>> start Raw data

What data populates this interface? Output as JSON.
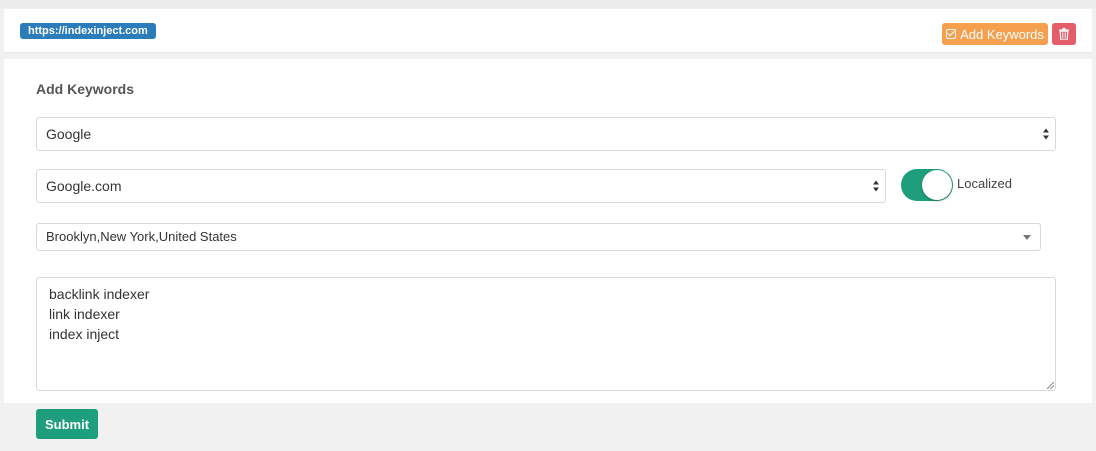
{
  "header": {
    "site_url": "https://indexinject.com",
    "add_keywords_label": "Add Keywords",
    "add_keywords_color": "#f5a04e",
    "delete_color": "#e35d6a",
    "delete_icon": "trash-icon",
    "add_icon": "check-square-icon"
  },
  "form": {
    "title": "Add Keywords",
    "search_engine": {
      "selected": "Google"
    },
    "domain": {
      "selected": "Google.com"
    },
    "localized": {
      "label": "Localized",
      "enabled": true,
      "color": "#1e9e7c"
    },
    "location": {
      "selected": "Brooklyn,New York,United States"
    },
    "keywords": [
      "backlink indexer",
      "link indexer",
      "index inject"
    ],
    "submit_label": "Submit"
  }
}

>> end Raw data

Extract all the entries word for word; omit any pictures.

What data populates this interface? Output as JSON.
{
  "header": {
    "site_url": "https://indexinject.com",
    "add_keywords_label": "Add Keywords",
    "add_keywords_color": "#f5a04e",
    "delete_color": "#e35d6a",
    "delete_icon": "trash-icon",
    "add_icon": "check-square-icon"
  },
  "form": {
    "title": "Add Keywords",
    "search_engine": {
      "selected": "Google"
    },
    "domain": {
      "selected": "Google.com"
    },
    "localized": {
      "label": "Localized",
      "enabled": true,
      "color": "#1e9e7c"
    },
    "location": {
      "selected": "Brooklyn,New York,United States"
    },
    "keywords": [
      "backlink indexer",
      "link indexer",
      "index inject"
    ],
    "submit_label": "Submit"
  }
}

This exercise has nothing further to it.